Instructions to follow:
Copy out all the data, word for word.

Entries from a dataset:
.....
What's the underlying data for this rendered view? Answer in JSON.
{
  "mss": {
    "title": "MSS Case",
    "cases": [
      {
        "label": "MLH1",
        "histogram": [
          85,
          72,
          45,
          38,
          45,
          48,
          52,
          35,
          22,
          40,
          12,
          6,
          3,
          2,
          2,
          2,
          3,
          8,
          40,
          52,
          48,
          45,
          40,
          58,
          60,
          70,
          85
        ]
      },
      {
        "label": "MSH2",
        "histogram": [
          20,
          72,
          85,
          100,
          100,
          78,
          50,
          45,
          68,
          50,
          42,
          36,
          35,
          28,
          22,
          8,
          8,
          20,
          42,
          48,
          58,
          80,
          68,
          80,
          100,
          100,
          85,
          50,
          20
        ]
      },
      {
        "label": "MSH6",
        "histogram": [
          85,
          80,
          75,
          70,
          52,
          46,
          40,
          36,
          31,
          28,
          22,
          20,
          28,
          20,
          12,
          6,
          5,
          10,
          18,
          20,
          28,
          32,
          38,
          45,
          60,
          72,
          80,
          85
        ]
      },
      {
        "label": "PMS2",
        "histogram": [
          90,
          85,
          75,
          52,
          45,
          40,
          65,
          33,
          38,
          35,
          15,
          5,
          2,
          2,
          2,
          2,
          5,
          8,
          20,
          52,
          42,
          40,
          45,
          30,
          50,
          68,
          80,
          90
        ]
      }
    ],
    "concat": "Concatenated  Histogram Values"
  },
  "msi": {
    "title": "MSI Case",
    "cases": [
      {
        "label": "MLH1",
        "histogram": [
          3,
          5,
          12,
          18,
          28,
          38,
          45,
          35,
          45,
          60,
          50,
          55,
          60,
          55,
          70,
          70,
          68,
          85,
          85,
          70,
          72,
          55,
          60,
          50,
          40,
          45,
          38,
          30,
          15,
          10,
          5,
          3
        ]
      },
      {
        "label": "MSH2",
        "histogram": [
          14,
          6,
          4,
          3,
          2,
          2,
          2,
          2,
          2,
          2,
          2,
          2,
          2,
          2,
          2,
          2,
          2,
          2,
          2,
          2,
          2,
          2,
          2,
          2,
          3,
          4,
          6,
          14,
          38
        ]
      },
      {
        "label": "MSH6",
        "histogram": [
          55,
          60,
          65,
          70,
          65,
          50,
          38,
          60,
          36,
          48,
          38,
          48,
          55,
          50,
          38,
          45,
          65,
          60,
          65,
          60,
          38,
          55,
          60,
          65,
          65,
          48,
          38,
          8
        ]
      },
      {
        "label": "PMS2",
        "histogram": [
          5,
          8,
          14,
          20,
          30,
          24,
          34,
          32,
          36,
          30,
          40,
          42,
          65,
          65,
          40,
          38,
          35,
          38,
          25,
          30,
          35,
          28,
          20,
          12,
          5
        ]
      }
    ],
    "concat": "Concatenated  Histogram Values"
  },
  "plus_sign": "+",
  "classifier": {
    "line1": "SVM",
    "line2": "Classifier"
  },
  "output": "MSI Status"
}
.....
Written solution:
What's the underlying data for this rendered view? Answer in JSON.
{
  "mss": {
    "title": "MSS Case",
    "cases": [
      {
        "label": "MLH1",
        "histogram": [
          85,
          72,
          45,
          38,
          45,
          48,
          52,
          35,
          22,
          40,
          12,
          6,
          3,
          2,
          2,
          2,
          3,
          8,
          40,
          52,
          48,
          45,
          40,
          58,
          60,
          70,
          85
        ]
      },
      {
        "label": "MSH2",
        "histogram": [
          20,
          72,
          85,
          100,
          100,
          78,
          50,
          45,
          68,
          50,
          42,
          36,
          35,
          28,
          22,
          8,
          8,
          20,
          42,
          48,
          58,
          80,
          68,
          80,
          100,
          100,
          85,
          50,
          20
        ]
      },
      {
        "label": "MSH6",
        "histogram": [
          85,
          80,
          75,
          70,
          52,
          46,
          40,
          36,
          31,
          28,
          22,
          20,
          28,
          20,
          12,
          6,
          5,
          10,
          18,
          20,
          28,
          32,
          38,
          45,
          60,
          72,
          80,
          85
        ]
      },
      {
        "label": "PMS2",
        "histogram": [
          90,
          85,
          75,
          52,
          45,
          40,
          65,
          33,
          38,
          35,
          15,
          5,
          2,
          2,
          2,
          2,
          5,
          8,
          20,
          52,
          42,
          40,
          45,
          30,
          50,
          68,
          80,
          90
        ]
      }
    ],
    "concat": "Concatenated  Histogram Values"
  },
  "msi": {
    "title": "MSI Case",
    "cases": [
      {
        "label": "MLH1",
        "histogram": [
          3,
          5,
          12,
          18,
          28,
          38,
          45,
          35,
          45,
          60,
          50,
          55,
          60,
          55,
          70,
          70,
          68,
          85,
          85,
          70,
          72,
          55,
          60,
          50,
          40,
          45,
          38,
          30,
          15,
          10,
          5,
          3
        ]
      },
      {
        "label": "MSH2",
        "histogram": [
          14,
          6,
          4,
          3,
          2,
          2,
          2,
          2,
          2,
          2,
          2,
          2,
          2,
          2,
          2,
          2,
          2,
          2,
          2,
          2,
          2,
          2,
          2,
          2,
          3,
          4,
          6,
          14,
          38
        ]
      },
      {
        "label": "MSH6",
        "histogram": [
          55,
          60,
          65,
          70,
          65,
          50,
          38,
          60,
          36,
          48,
          38,
          48,
          55,
          50,
          38,
          45,
          65,
          60,
          65,
          60,
          38,
          55,
          60,
          65,
          65,
          48,
          38,
          8
        ]
      },
      {
        "label": "PMS2",
        "histogram": [
          5,
          8,
          14,
          20,
          30,
          24,
          34,
          32,
          36,
          30,
          40,
          42,
          65,
          65,
          40,
          38,
          35,
          38,
          25,
          30,
          35,
          28,
          20,
          12,
          5
        ]
      }
    ],
    "concat": "Concatenated  Histogram Values"
  },
  "plus_sign": "+",
  "classifier": {
    "line1": "SVM",
    "line2": "Classifier"
  },
  "output": "MSI Status"
}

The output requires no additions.